SUPPLIED DATA —

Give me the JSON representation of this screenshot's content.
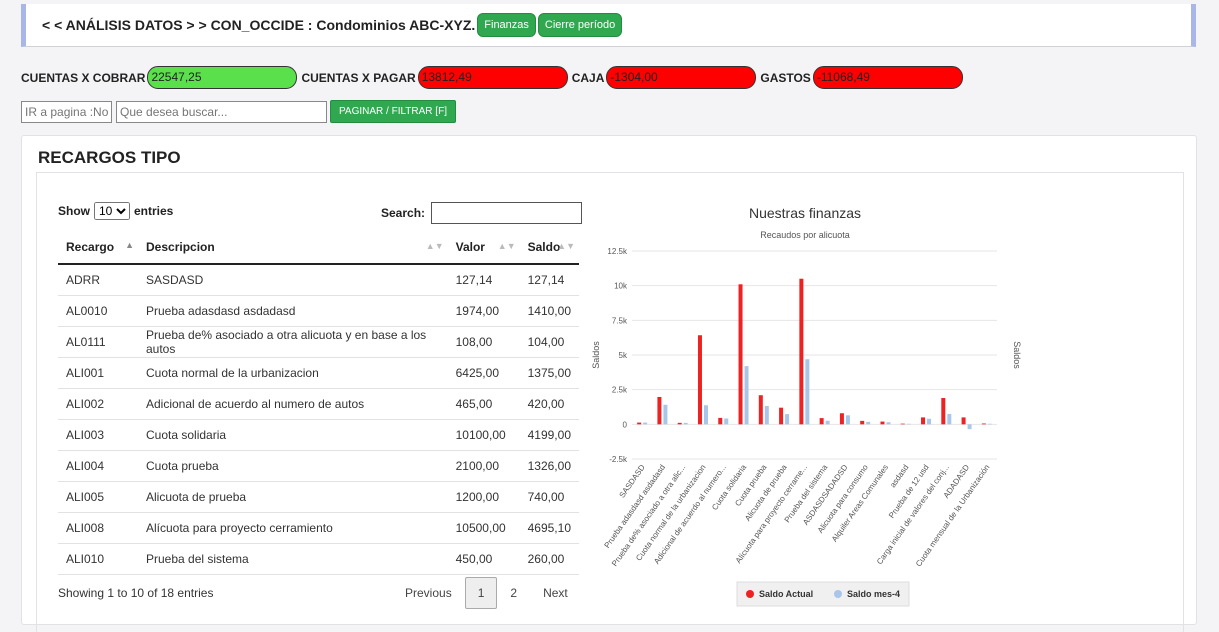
{
  "header": {
    "title": "< < ANÁLISIS DATOS > > CON_OCCIDE : Condominios ABC-XYZ.",
    "btn_finanzas": "Finanzas",
    "btn_cierre": "Cierre período"
  },
  "metrics": {
    "cxc_label": "CUENTAS X COBRAR",
    "cxc_value": "22547,25",
    "cxp_label": "CUENTAS X PAGAR",
    "cxp_value": "13812,49",
    "caja_label": "CAJA",
    "caja_value": "-1304,00",
    "gastos_label": "GASTOS",
    "gastos_value": "-11068,49",
    "green": "#59e04a",
    "red": "#ff0000"
  },
  "search": {
    "page_placeholder": "IR a pagina :No",
    "query_placeholder": "Que desea buscar...",
    "filter_btn": "PAGINAR / FILTRAR [F]"
  },
  "panel": {
    "title": "RECARGOS TIPO"
  },
  "table": {
    "show_label": "Show",
    "entries_label": "entries",
    "entries_value": "10",
    "search_label": "Search:",
    "headers": [
      "Recargo",
      "Descripcion",
      "Valor",
      "Saldo"
    ],
    "rows": [
      [
        "ADRR",
        "SASDASD",
        "127,14",
        "127,14"
      ],
      [
        "AL0010",
        "Prueba adasdasd asdadasd",
        "1974,00",
        "1410,00"
      ],
      [
        "AL0111",
        "Prueba de% asociado a otra alicuota y en base a los autos",
        "108,00",
        "104,00"
      ],
      [
        "ALI001",
        "Cuota normal de la urbanizacion",
        "6425,00",
        "1375,00"
      ],
      [
        "ALI002",
        "Adicional de acuerdo al numero de autos",
        "465,00",
        "420,00"
      ],
      [
        "ALI003",
        "Cuota solidaria",
        "10100,00",
        "4199,00"
      ],
      [
        "ALI004",
        "Cuota prueba",
        "2100,00",
        "1326,00"
      ],
      [
        "ALI005",
        "Alicuota de prueba",
        "1200,00",
        "740,00"
      ],
      [
        "ALI008",
        "Alícuota para proyecto cerramiento",
        "10500,00",
        "4695,10"
      ],
      [
        "ALI010",
        "Prueba del sistema",
        "450,00",
        "260,00"
      ]
    ],
    "info": "Showing 1 to 10 of 18 entries",
    "prev": "Previous",
    "next": "Next",
    "page1": "1",
    "page2": "2"
  },
  "chart_data": {
    "type": "bar",
    "title": "Nuestras finanzas",
    "subtitle": "Recaudos por alicuota",
    "ylabel": "Saldos",
    "ylabel_right": "Saldos",
    "ylim": [
      -2500,
      12500
    ],
    "yticks": [
      "-2.5k",
      "0",
      "2.5k",
      "5k",
      "7.5k",
      "10k",
      "12.5k"
    ],
    "categories": [
      "SASDASD",
      "Prueba adasdasd asdadasd",
      "Prueba de% asociado a otra alic...",
      "Cuota normal de la urbanizacion",
      "Adicional de acuerdo al numero...",
      "Cuota solidaria",
      "Cuota prueba",
      "Alicuota de prueba",
      "Alícuota para proyecto cerrame...",
      "Prueba del sistema",
      "ASDASDSADADSD",
      "Alicuota para consumo",
      "Alquiler Areas Comunales",
      "asdasd",
      "Prueba de 12 usd",
      "Carga inicial de valores del conj...",
      "ADADASD",
      "Cuota mensual de la Urbanización"
    ],
    "series": [
      {
        "name": "Saldo Actual",
        "color": "#ee2222",
        "values": [
          127,
          1974,
          108,
          6425,
          465,
          10100,
          2100,
          1200,
          10500,
          450,
          800,
          250,
          200,
          50,
          500,
          1900,
          500,
          60
        ]
      },
      {
        "name": "Saldo mes-4",
        "color": "#a9c6e8",
        "values": [
          127,
          1410,
          104,
          1375,
          420,
          4199,
          1326,
          740,
          4695,
          260,
          650,
          180,
          150,
          40,
          400,
          750,
          -350,
          40
        ]
      }
    ]
  }
}
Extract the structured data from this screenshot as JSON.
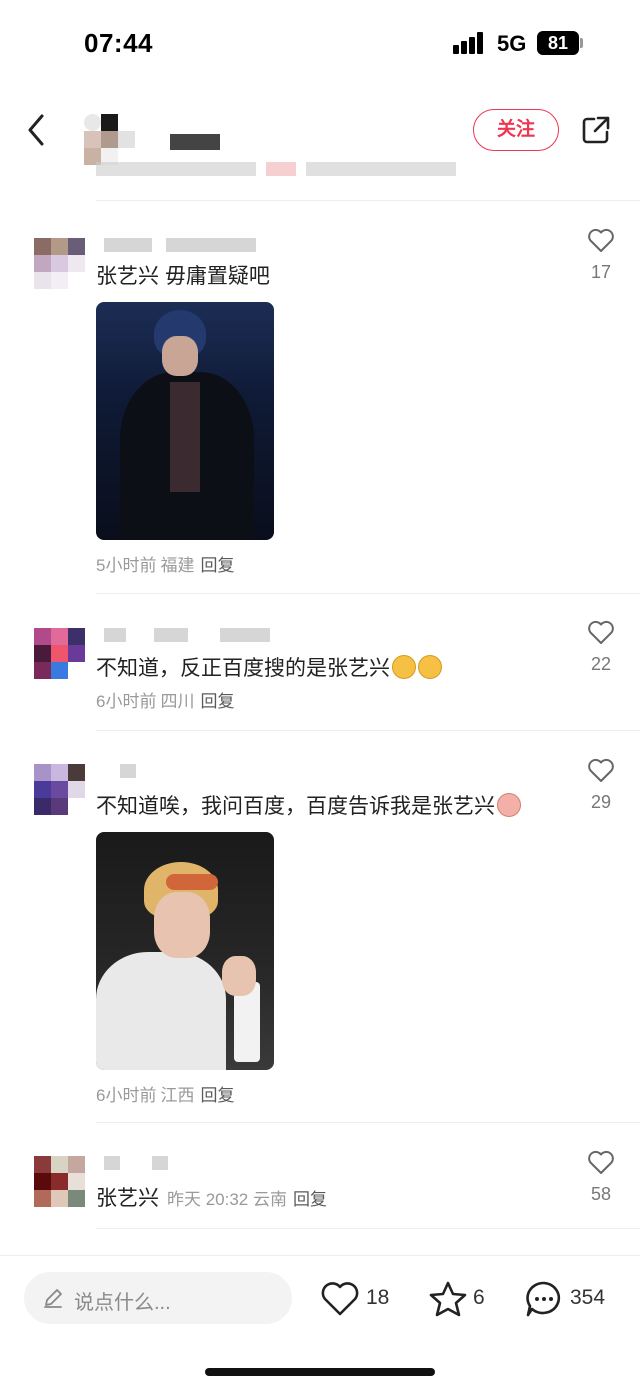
{
  "status_bar": {
    "time": "07:44",
    "network": "5G",
    "battery": "81"
  },
  "header": {
    "follow_label": "关注"
  },
  "comments": [
    {
      "text": "张艺兴  毋庸置疑吧",
      "likes": "17",
      "time": "5小时前",
      "location": "福建",
      "reply": "回复",
      "has_image": true
    },
    {
      "text": "不知道，反正百度搜的是张艺兴",
      "likes": "22",
      "time": "6小时前",
      "location": "四川",
      "reply": "回复"
    },
    {
      "text": "不知道唉，我问百度，百度告诉我是张艺兴",
      "likes": "29",
      "time": "6小时前",
      "location": "江西",
      "reply": "回复",
      "has_image": true
    },
    {
      "text": "张艺兴",
      "likes": "58",
      "time": "昨天 20:32",
      "location": "云南",
      "reply": "回复"
    }
  ],
  "bottom_bar": {
    "input_placeholder": "说点什么...",
    "likes": "18",
    "favorites": "6",
    "comments": "354"
  },
  "colors": {
    "accent": "#ee3552",
    "meta_text": "#9a9a9a"
  },
  "icons": [
    "back-icon",
    "share-icon",
    "heart-icon",
    "star-icon",
    "comment-bubble-icon",
    "pencil-icon"
  ]
}
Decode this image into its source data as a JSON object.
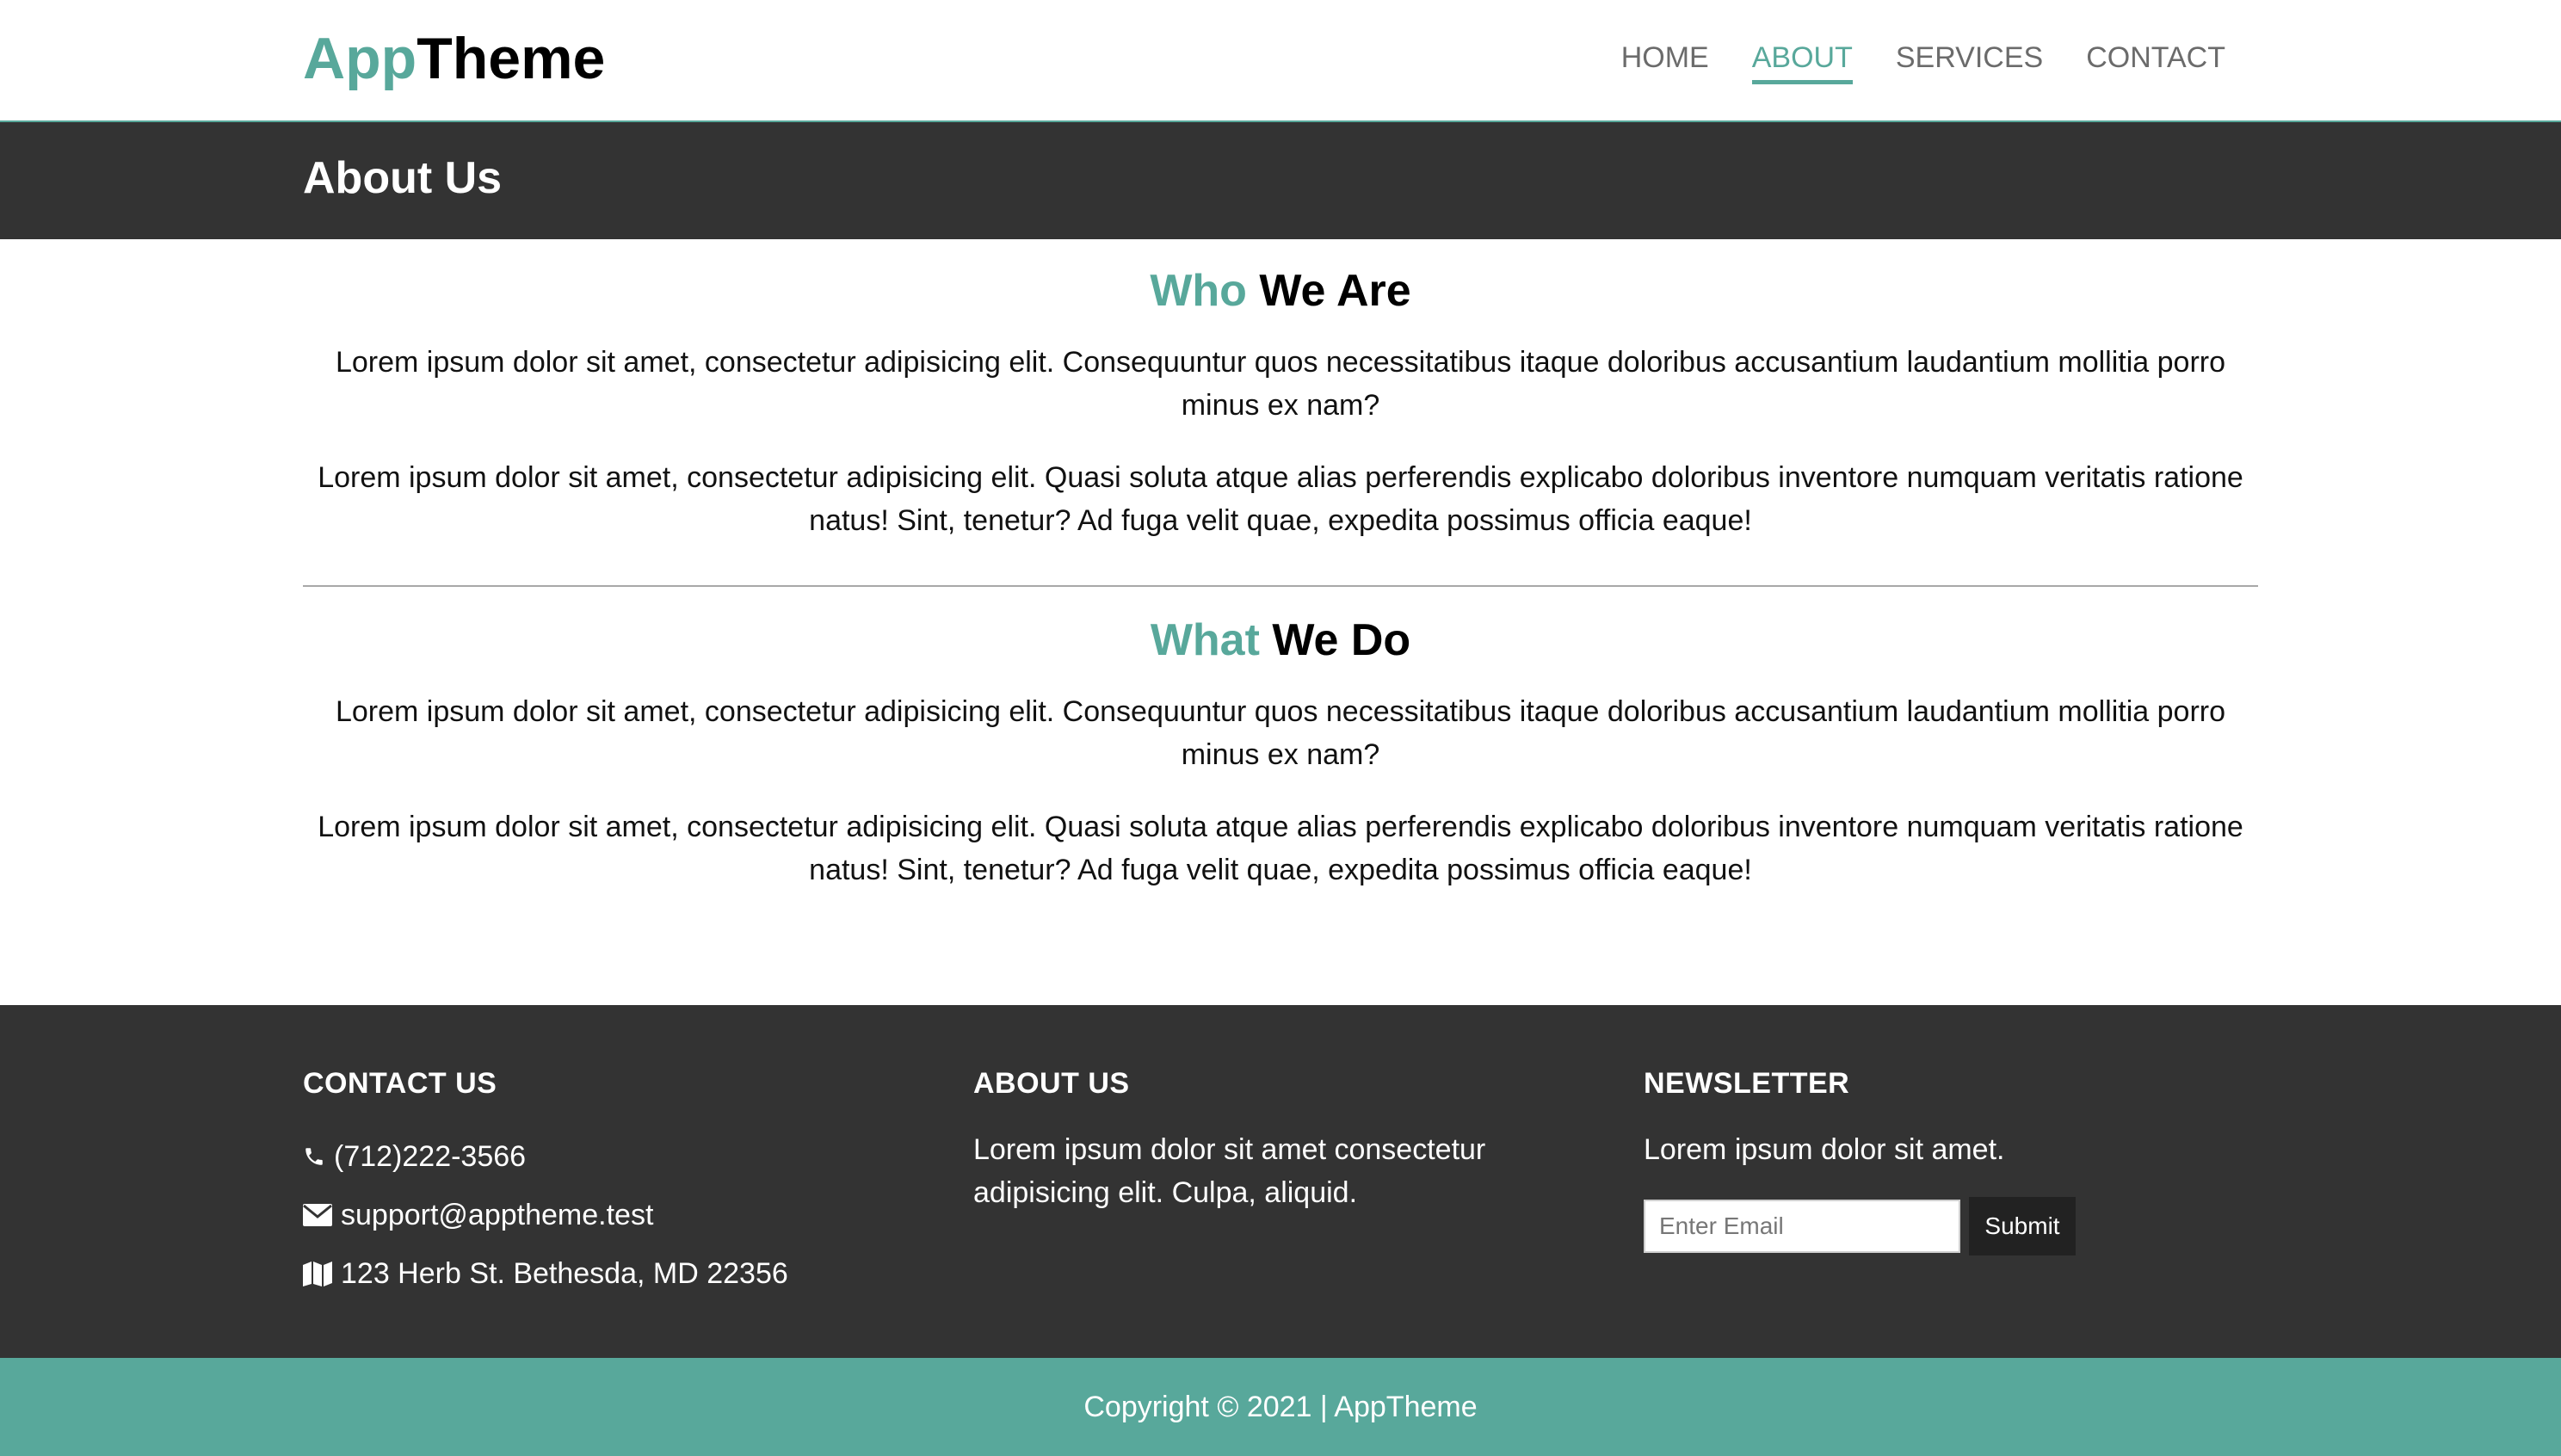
{
  "header": {
    "logo_accent": "App",
    "logo_rest": "Theme",
    "nav": [
      {
        "label": "HOME",
        "active": false
      },
      {
        "label": "ABOUT",
        "active": true
      },
      {
        "label": "SERVICES",
        "active": false
      },
      {
        "label": "CONTACT",
        "active": false
      }
    ]
  },
  "banner": {
    "title": "About Us"
  },
  "sections": [
    {
      "title_accent": "Who",
      "title_rest": "We Are",
      "paragraphs": [
        "Lorem ipsum dolor sit amet, consectetur adipisicing elit. Consequuntur quos necessitatibus itaque doloribus accusantium laudantium mollitia porro minus ex nam?",
        "Lorem ipsum dolor sit amet, consectetur adipisicing elit. Quasi soluta atque alias perferendis explicabo doloribus inventore numquam veritatis ratione natus! Sint, tenetur? Ad fuga velit quae, expedita possimus officia eaque!"
      ]
    },
    {
      "title_accent": "What",
      "title_rest": "We Do",
      "paragraphs": [
        "Lorem ipsum dolor sit amet, consectetur adipisicing elit. Consequuntur quos necessitatibus itaque doloribus accusantium laudantium mollitia porro minus ex nam?",
        "Lorem ipsum dolor sit amet, consectetur adipisicing elit. Quasi soluta atque alias perferendis explicabo doloribus inventore numquam veritatis ratione natus! Sint, tenetur? Ad fuga velit quae, expedita possimus officia eaque!"
      ]
    }
  ],
  "footer": {
    "contact": {
      "heading": "CONTACT US",
      "phone": "(712)222-3566",
      "email": "support@apptheme.test",
      "address": "123 Herb St. Bethesda, MD 22356",
      "phone_icon": "phone-icon",
      "email_icon": "envelope-icon",
      "address_icon": "map-icon"
    },
    "about": {
      "heading": "ABOUT US",
      "text": "Lorem ipsum dolor sit amet consectetur adipisicing elit. Culpa, aliquid."
    },
    "newsletter": {
      "heading": "NEWSLETTER",
      "text": "Lorem ipsum dolor sit amet.",
      "email_placeholder": "Enter Email",
      "email_value": "",
      "submit_label": "Submit"
    }
  },
  "copyright": "Copyright © 2021 | AppTheme",
  "colors": {
    "accent": "#58a89b",
    "dark": "#333333",
    "button": "#222222"
  }
}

PROBLEM TO SOLVE —
Repeat the material above word for word, please, apart from its images.

ANSWER TO THE EXERCISE —
Give me the JSON representation of this screenshot's content.
{
  "header": {
    "title": "< < ANÁLISIS DATOS > > CON_OCCIDE : Condominios ABC-XYZ.",
    "btn_finanzas": "Finanzas",
    "btn_cierre": "Cierre período"
  },
  "metrics": {
    "cxc_label": "CUENTAS X COBRAR",
    "cxc_value": "22547,25",
    "cxp_label": "CUENTAS X PAGAR",
    "cxp_value": "13812,49",
    "caja_label": "CAJA",
    "caja_value": "-1304,00",
    "gastos_label": "GASTOS",
    "gastos_value": "-11068,49",
    "green": "#59e04a",
    "red": "#ff0000"
  },
  "search": {
    "page_placeholder": "IR a pagina :No",
    "query_placeholder": "Que desea buscar...",
    "filter_btn": "PAGINAR / FILTRAR [F]"
  },
  "panel": {
    "title": "RECARGOS TIPO"
  },
  "table": {
    "show_label": "Show",
    "entries_label": "entries",
    "entries_value": "10",
    "search_label": "Search:",
    "headers": [
      "Recargo",
      "Descripcion",
      "Valor",
      "Saldo"
    ],
    "rows": [
      [
        "ADRR",
        "SASDASD",
        "127,14",
        "127,14"
      ],
      [
        "AL0010",
        "Prueba adasdasd asdadasd",
        "1974,00",
        "1410,00"
      ],
      [
        "AL0111",
        "Prueba de% asociado a otra alicuota y en base a los autos",
        "108,00",
        "104,00"
      ],
      [
        "ALI001",
        "Cuota normal de la urbanizacion",
        "6425,00",
        "1375,00"
      ],
      [
        "ALI002",
        "Adicional de acuerdo al numero de autos",
        "465,00",
        "420,00"
      ],
      [
        "ALI003",
        "Cuota solidaria",
        "10100,00",
        "4199,00"
      ],
      [
        "ALI004",
        "Cuota prueba",
        "2100,00",
        "1326,00"
      ],
      [
        "ALI005",
        "Alicuota de prueba",
        "1200,00",
        "740,00"
      ],
      [
        "ALI008",
        "Alícuota para proyecto cerramiento",
        "10500,00",
        "4695,10"
      ],
      [
        "ALI010",
        "Prueba del sistema",
        "450,00",
        "260,00"
      ]
    ],
    "info": "Showing 1 to 10 of 18 entries",
    "prev": "Previous",
    "next": "Next",
    "page1": "1",
    "page2": "2"
  },
  "chart_data": {
    "type": "bar",
    "title": "Nuestras finanzas",
    "subtitle": "Recaudos por alicuota",
    "ylabel": "Saldos",
    "ylabel_right": "Saldos",
    "ylim": [
      -2500,
      12500
    ],
    "yticks": [
      "-2.5k",
      "0",
      "2.5k",
      "5k",
      "7.5k",
      "10k",
      "12.5k"
    ],
    "categories": [
      "SASDASD",
      "Prueba adasdasd asdadasd",
      "Prueba de% asociado a otra alic...",
      "Cuota normal de la urbanizacion",
      "Adicional de acuerdo al numero...",
      "Cuota solidaria",
      "Cuota prueba",
      "Alicuota de prueba",
      "Alícuota para proyecto cerrame...",
      "Prueba del sistema",
      "ASDASDSADADSD",
      "Alicuota para consumo",
      "Alquiler Areas Comunales",
      "asdasd",
      "Prueba de 12 usd",
      "Carga inicial de valores del conj...",
      "ADADASD",
      "Cuota mensual de la Urbanización"
    ],
    "series": [
      {
        "name": "Saldo Actual",
        "color": "#ee2222",
        "values": [
          127,
          1974,
          108,
          6425,
          465,
          10100,
          2100,
          1200,
          10500,
          450,
          800,
          250,
          200,
          50,
          500,
          1900,
          500,
          60
        ]
      },
      {
        "name": "Saldo mes-4",
        "color": "#a9c6e8",
        "values": [
          127,
          1410,
          104,
          1375,
          420,
          4199,
          1326,
          740,
          4695,
          260,
          650,
          180,
          150,
          40,
          400,
          750,
          -350,
          40
        ]
      }
    ]
  }
}
Extract the structured data from this screenshot as JSON.
{
  "status_bar": {
    "time": "07:44",
    "network": "5G",
    "battery": "81"
  },
  "header": {
    "follow_label": "关注"
  },
  "comments": [
    {
      "text": "张艺兴  毋庸置疑吧",
      "likes": "17",
      "time": "5小时前",
      "location": "福建",
      "reply": "回复",
      "has_image": true
    },
    {
      "text": "不知道，反正百度搜的是张艺兴",
      "likes": "22",
      "time": "6小时前",
      "location": "四川",
      "reply": "回复"
    },
    {
      "text": "不知道唉，我问百度，百度告诉我是张艺兴",
      "likes": "29",
      "time": "6小时前",
      "location": "江西",
      "reply": "回复",
      "has_image": true
    },
    {
      "text": "张艺兴",
      "likes": "58",
      "time": "昨天 20:32",
      "location": "云南",
      "reply": "回复"
    }
  ],
  "bottom_bar": {
    "input_placeholder": "说点什么...",
    "likes": "18",
    "favorites": "6",
    "comments": "354"
  },
  "colors": {
    "accent": "#ee3552",
    "meta_text": "#9a9a9a"
  },
  "icons": [
    "back-icon",
    "share-icon",
    "heart-icon",
    "star-icon",
    "comment-bubble-icon",
    "pencil-icon"
  ]
}
Decode this image into its source data as a JSON object.
{
  "header": {
    "logo_accent": "App",
    "logo_rest": "Theme",
    "nav": [
      {
        "label": "HOME",
        "active": false
      },
      {
        "label": "ABOUT",
        "active": true
      },
      {
        "label": "SERVICES",
        "active": false
      },
      {
        "label": "CONTACT",
        "active": false
      }
    ]
  },
  "banner": {
    "title": "About Us"
  },
  "sections": [
    {
      "title_accent": "Who",
      "title_rest": "We Are",
      "paragraphs": [
        "Lorem ipsum dolor sit amet, consectetur adipisicing elit. Consequuntur quos necessitatibus itaque doloribus accusantium laudantium mollitia porro minus ex nam?",
        "Lorem ipsum dolor sit amet, consectetur adipisicing elit. Quasi soluta atque alias perferendis explicabo doloribus inventore numquam veritatis ratione natus! Sint, tenetur? Ad fuga velit quae, expedita possimus officia eaque!"
      ]
    },
    {
      "title_accent": "What",
      "title_rest": "We Do",
      "paragraphs": [
        "Lorem ipsum dolor sit amet, consectetur adipisicing elit. Consequuntur quos necessitatibus itaque doloribus accusantium laudantium mollitia porro minus ex nam?",
        "Lorem ipsum dolor sit amet, consectetur adipisicing elit. Quasi soluta atque alias perferendis explicabo doloribus inventore numquam veritatis ratione natus! Sint, tenetur? Ad fuga velit quae, expedita possimus officia eaque!"
      ]
    }
  ],
  "footer": {
    "contact": {
      "heading": "CONTACT US",
      "phone": "(712)222-3566",
      "email": "support@apptheme.test",
      "address": "123 Herb St. Bethesda, MD 22356",
      "phone_icon": "phone-icon",
      "email_icon": "envelope-icon",
      "address_icon": "map-icon"
    },
    "about": {
      "heading": "ABOUT US",
      "text": "Lorem ipsum dolor sit amet consectetur adipisicing elit. Culpa, aliquid."
    },
    "newsletter": {
      "heading": "NEWSLETTER",
      "text": "Lorem ipsum dolor sit amet.",
      "email_placeholder": "Enter Email",
      "email_value": "",
      "submit_label": "Submit"
    }
  },
  "copyright": "Copyright © 2021 | AppTheme",
  "colors": {
    "accent": "#58a89b",
    "dark": "#333333",
    "button": "#222222"
  }
}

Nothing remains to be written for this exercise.